## [WORK TO COMPLETE]
Rewrite the listing below with every "menu-divider" changed to "menu-separator" and everything else left the same. Leave the pictures out.

## [RECORD LIST]
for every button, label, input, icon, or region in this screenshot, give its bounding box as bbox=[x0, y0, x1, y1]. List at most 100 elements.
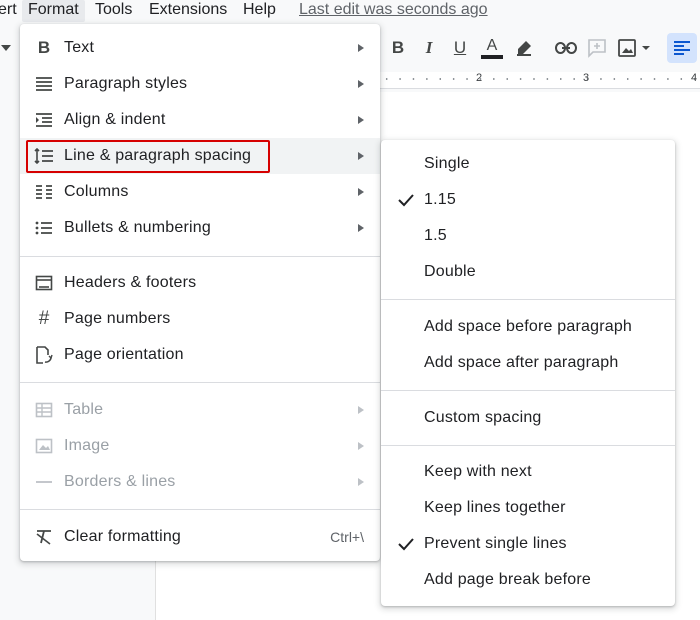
page-orientation-icon bbox=[34, 345, 54, 365]
submenu-arrow-icon bbox=[358, 80, 364, 88]
line-spacing-submenu: Single 1.15 1.5 Double Add space before … bbox=[381, 140, 675, 606]
menu-item-label: Page numbers bbox=[64, 310, 171, 327]
submenu-arrow-icon bbox=[358, 442, 364, 450]
menu-divider bbox=[381, 390, 675, 391]
ruler-mark: 4 bbox=[691, 72, 698, 84]
highlight-icon[interactable] bbox=[512, 36, 536, 60]
add-space-before-paragraph[interactable]: Add space before paragraph bbox=[381, 309, 675, 345]
shortcut-text: Ctrl+\ bbox=[330, 529, 364, 545]
italic-icon[interactable]: I bbox=[417, 36, 441, 60]
add-comment-icon[interactable] bbox=[585, 36, 609, 60]
submenu-item-label: Add space before paragraph bbox=[424, 318, 633, 335]
insert-image-icon[interactable] bbox=[616, 36, 656, 60]
underline-icon[interactable]: U bbox=[448, 36, 472, 60]
menu-item-label: Image bbox=[64, 437, 110, 454]
dropdown-caret-icon[interactable] bbox=[0, 36, 18, 60]
bold-icon[interactable]: B bbox=[386, 36, 410, 60]
menu-divider bbox=[381, 299, 675, 300]
ruler-mark: 2 bbox=[476, 72, 483, 84]
menu-insert[interactable]: ert bbox=[0, 0, 17, 22]
submenu-arrow-icon bbox=[358, 152, 364, 160]
submenu-item-label: 1.15 bbox=[424, 191, 456, 208]
table-icon bbox=[34, 400, 54, 420]
bulleted-list-icon bbox=[34, 218, 54, 238]
menu-item-columns[interactable]: Columns bbox=[20, 174, 380, 210]
submenu-item-label: 1.5 bbox=[424, 227, 447, 244]
menu-item-label: Borders & lines bbox=[64, 473, 176, 490]
text-color-icon[interactable]: A bbox=[480, 36, 504, 60]
menu-item-clear-formatting[interactable]: Clear formatting Ctrl+\ bbox=[20, 519, 380, 555]
custom-spacing[interactable]: Custom spacing bbox=[381, 400, 675, 436]
menu-item-label: Text bbox=[64, 39, 95, 56]
bold-b-icon: B bbox=[37, 38, 51, 57]
align-left-icon[interactable] bbox=[667, 33, 697, 63]
last-edit-link[interactable]: Last edit was seconds ago bbox=[299, 0, 488, 22]
paragraph-styles-icon bbox=[34, 74, 54, 94]
menu-item-label: Bullets & numbering bbox=[64, 219, 211, 236]
ruler: 2 3 4 bbox=[380, 72, 700, 89]
add-page-break-before[interactable]: Add page break before bbox=[381, 562, 675, 598]
submenu-item-label: Custom spacing bbox=[424, 409, 542, 426]
columns-icon bbox=[34, 182, 54, 202]
spacing-1-15[interactable]: 1.15 bbox=[381, 182, 675, 218]
submenu-arrow-icon bbox=[358, 478, 364, 486]
menu-format[interactable]: Format bbox=[22, 0, 85, 22]
menu-item-label: Table bbox=[64, 401, 104, 418]
menu-item-paragraph-styles[interactable]: Paragraph styles bbox=[20, 66, 380, 102]
menu-item-table: Table bbox=[20, 392, 380, 428]
submenu-item-label: Prevent single lines bbox=[424, 535, 567, 552]
clear-formatting-icon bbox=[34, 527, 54, 547]
menu-item-page-orientation[interactable]: Page orientation bbox=[20, 337, 380, 373]
checkmark-icon bbox=[398, 538, 414, 551]
submenu-item-label: Add page break before bbox=[424, 571, 591, 588]
menu-item-label: Headers & footers bbox=[64, 274, 197, 291]
submenu-item-label: Add space after paragraph bbox=[424, 354, 619, 371]
menu-divider bbox=[381, 445, 675, 446]
text-color-bar bbox=[481, 54, 503, 59]
menu-item-label: Paragraph styles bbox=[64, 75, 188, 92]
spacing-single[interactable]: Single bbox=[381, 146, 675, 182]
link-icon[interactable] bbox=[554, 36, 578, 60]
menu-item-bullets-numbering[interactable]: Bullets & numbering bbox=[20, 210, 380, 246]
submenu-arrow-icon bbox=[358, 224, 364, 232]
text-color-letter: A bbox=[486, 36, 498, 54]
menu-divider bbox=[20, 382, 380, 383]
ruler-mark: 3 bbox=[583, 72, 590, 84]
menu-extensions[interactable]: Extensions bbox=[149, 0, 227, 22]
indent-icon bbox=[34, 110, 54, 130]
image-icon bbox=[34, 436, 54, 456]
hash-icon: # bbox=[38, 308, 50, 329]
menu-divider bbox=[20, 509, 380, 510]
keep-with-next[interactable]: Keep with next bbox=[381, 454, 675, 490]
spacing-double[interactable]: Double bbox=[381, 254, 675, 290]
menu-bar: ert Format Tools Extensions Help Last ed… bbox=[0, 0, 700, 22]
menu-item-label: Page orientation bbox=[64, 346, 184, 363]
submenu-arrow-icon bbox=[358, 188, 364, 196]
menu-tools[interactable]: Tools bbox=[95, 0, 132, 22]
prevent-single-lines[interactable]: Prevent single lines bbox=[381, 526, 675, 562]
submenu-arrow-icon bbox=[358, 44, 364, 52]
submenu-arrow-icon bbox=[358, 406, 364, 414]
border-line-icon bbox=[34, 472, 54, 492]
spacing-1-5[interactable]: 1.5 bbox=[381, 218, 675, 254]
menu-item-align-indent[interactable]: Align & indent bbox=[20, 102, 380, 138]
menu-help[interactable]: Help bbox=[243, 0, 276, 22]
menu-item-label: Columns bbox=[64, 183, 129, 200]
menu-item-image: Image bbox=[20, 428, 380, 464]
menu-item-borders-lines: Borders & lines bbox=[20, 464, 380, 500]
annotation-highlight-box bbox=[26, 140, 270, 173]
keep-lines-together[interactable]: Keep lines together bbox=[381, 490, 675, 526]
menu-item-text[interactable]: B Text bbox=[20, 30, 380, 66]
ruler-ticks bbox=[380, 78, 700, 80]
menu-item-headers-footers[interactable]: Headers & footers bbox=[20, 265, 380, 301]
menu-item-label: Clear formatting bbox=[64, 528, 182, 545]
menu-divider bbox=[20, 256, 380, 257]
submenu-item-label: Double bbox=[424, 263, 476, 280]
submenu-arrow-icon bbox=[358, 116, 364, 124]
submenu-item-label: Keep lines together bbox=[424, 499, 566, 516]
header-footer-icon bbox=[34, 273, 54, 293]
menu-item-label: Align & indent bbox=[64, 111, 166, 128]
menu-item-page-numbers[interactable]: # Page numbers bbox=[20, 301, 380, 337]
submenu-item-label: Single bbox=[424, 155, 470, 172]
add-space-after-paragraph[interactable]: Add space after paragraph bbox=[381, 345, 675, 381]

## [SOLUTION FOR THIS EXERCISE]
for every button, label, input, icon, or region in this screenshot, give its bounding box as bbox=[x0, y0, x1, y1]. List at most 100 elements.
page-orientation-icon bbox=[34, 345, 54, 365]
submenu-arrow-icon bbox=[358, 80, 364, 88]
line-spacing-submenu: Single 1.15 1.5 Double Add space before … bbox=[381, 140, 675, 606]
menu-item-label: Page numbers bbox=[64, 310, 171, 327]
submenu-arrow-icon bbox=[358, 442, 364, 450]
menu-separator bbox=[381, 390, 675, 391]
ruler-mark: 4 bbox=[691, 72, 698, 84]
highlight-icon[interactable] bbox=[512, 36, 536, 60]
add-space-before-paragraph[interactable]: Add space before paragraph bbox=[381, 309, 675, 345]
shortcut-text: Ctrl+\ bbox=[330, 529, 364, 545]
italic-icon[interactable]: I bbox=[417, 36, 441, 60]
add-comment-icon[interactable] bbox=[585, 36, 609, 60]
submenu-item-label: Add space before paragraph bbox=[424, 318, 633, 335]
insert-image-icon[interactable] bbox=[616, 36, 656, 60]
underline-icon[interactable]: U bbox=[448, 36, 472, 60]
menu-item-label: Image bbox=[64, 437, 110, 454]
dropdown-caret-icon[interactable] bbox=[0, 36, 18, 60]
bold-icon[interactable]: B bbox=[386, 36, 410, 60]
menu-separator bbox=[381, 299, 675, 300]
ruler-mark: 2 bbox=[476, 72, 483, 84]
menu-insert[interactable]: ert bbox=[0, 0, 17, 22]
submenu-arrow-icon bbox=[358, 152, 364, 160]
submenu-item-label: 1.15 bbox=[424, 191, 456, 208]
table-icon bbox=[34, 400, 54, 420]
bulleted-list-icon bbox=[34, 218, 54, 238]
menu-item-columns[interactable]: Columns bbox=[20, 174, 380, 210]
submenu-item-label: 1.5 bbox=[424, 227, 447, 244]
menu-item-label: Borders & lines bbox=[64, 473, 176, 490]
text-color-icon[interactable]: A bbox=[480, 36, 504, 60]
menu-item-clear-formatting[interactable]: Clear formatting Ctrl+\ bbox=[20, 519, 380, 555]
custom-spacing[interactable]: Custom spacing bbox=[381, 400, 675, 436]
menu-item-label: Text bbox=[64, 39, 95, 56]
bold-b-icon: B bbox=[37, 38, 51, 57]
align-left-icon[interactable] bbox=[667, 33, 697, 63]
last-edit-link[interactable]: Last edit was seconds ago bbox=[299, 0, 488, 22]
paragraph-styles-icon bbox=[34, 74, 54, 94]
menu-item-label: Bullets & numbering bbox=[64, 219, 211, 236]
ruler: 2 3 4 bbox=[380, 72, 700, 89]
add-page-break-before[interactable]: Add page break before bbox=[381, 562, 675, 598]
submenu-item-label: Custom spacing bbox=[424, 409, 542, 426]
columns-icon bbox=[34, 182, 54, 202]
spacing-1-15[interactable]: 1.15 bbox=[381, 182, 675, 218]
submenu-arrow-icon bbox=[358, 478, 364, 486]
menu-format[interactable]: Format bbox=[22, 0, 85, 22]
menu-item-label: Table bbox=[64, 401, 104, 418]
menu-item-paragraph-styles[interactable]: Paragraph styles bbox=[20, 66, 380, 102]
menu-item-table: Table bbox=[20, 392, 380, 428]
submenu-item-label: Prevent single lines bbox=[424, 535, 567, 552]
clear-formatting-icon bbox=[34, 527, 54, 547]
menu-item-page-orientation[interactable]: Page orientation bbox=[20, 337, 380, 373]
checkmark-icon bbox=[398, 538, 414, 551]
submenu-item-label: Add page break before bbox=[424, 571, 591, 588]
menu-item-label: Headers & footers bbox=[64, 274, 197, 291]
submenu-item-label: Add space after paragraph bbox=[424, 354, 619, 371]
menu-separator bbox=[381, 445, 675, 446]
text-color-bar bbox=[481, 54, 503, 59]
menu-item-label: Paragraph styles bbox=[64, 75, 188, 92]
spacing-single[interactable]: Single bbox=[381, 146, 675, 182]
link-icon[interactable] bbox=[554, 36, 578, 60]
menu-item-bullets-numbering[interactable]: Bullets & numbering bbox=[20, 210, 380, 246]
submenu-arrow-icon bbox=[358, 224, 364, 232]
text-color-letter: A bbox=[486, 36, 498, 54]
menu-separator bbox=[20, 382, 380, 383]
ruler-mark: 3 bbox=[583, 72, 590, 84]
menu-extensions[interactable]: Extensions bbox=[149, 0, 227, 22]
indent-icon bbox=[34, 110, 54, 130]
image-icon bbox=[34, 436, 54, 456]
hash-icon: # bbox=[38, 308, 50, 329]
menu-separator bbox=[20, 509, 380, 510]
keep-with-next[interactable]: Keep with next bbox=[381, 454, 675, 490]
spacing-double[interactable]: Double bbox=[381, 254, 675, 290]
menu-bar: ert Format Tools Extensions Help Last ed… bbox=[0, 0, 700, 22]
menu-item-label: Page orientation bbox=[64, 346, 184, 363]
submenu-arrow-icon bbox=[358, 188, 364, 196]
menu-tools[interactable]: Tools bbox=[95, 0, 132, 22]
prevent-single-lines[interactable]: Prevent single lines bbox=[381, 526, 675, 562]
submenu-arrow-icon bbox=[358, 44, 364, 52]
submenu-arrow-icon bbox=[358, 406, 364, 414]
border-line-icon bbox=[34, 472, 54, 492]
spacing-1-5[interactable]: 1.5 bbox=[381, 218, 675, 254]
menu-item-align-indent[interactable]: Align & indent bbox=[20, 102, 380, 138]
menu-help[interactable]: Help bbox=[243, 0, 276, 22]
menu-item-label: Columns bbox=[64, 183, 129, 200]
menu-item-image: Image bbox=[20, 428, 380, 464]
menu-item-borders-lines: Borders & lines bbox=[20, 464, 380, 500]
annotation-highlight-box bbox=[26, 140, 270, 173]
keep-lines-together[interactable]: Keep lines together bbox=[381, 490, 675, 526]
menu-item-text[interactable]: B Text bbox=[20, 30, 380, 66]
ruler-ticks bbox=[380, 78, 700, 80]
menu-item-headers-footers[interactable]: Headers & footers bbox=[20, 265, 380, 301]
menu-item-label: Clear formatting bbox=[64, 528, 182, 545]
menu-separator bbox=[20, 256, 380, 257]
submenu-item-label: Double bbox=[424, 263, 476, 280]
submenu-arrow-icon bbox=[358, 116, 364, 124]
submenu-item-label: Keep lines together bbox=[424, 499, 566, 516]
header-footer-icon bbox=[34, 273, 54, 293]
menu-item-label: Align & indent bbox=[64, 111, 166, 128]
menu-item-page-numbers[interactable]: # Page numbers bbox=[20, 301, 380, 337]
submenu-item-label: Single bbox=[424, 155, 470, 172]
add-space-after-paragraph[interactable]: Add space after paragraph bbox=[381, 345, 675, 381]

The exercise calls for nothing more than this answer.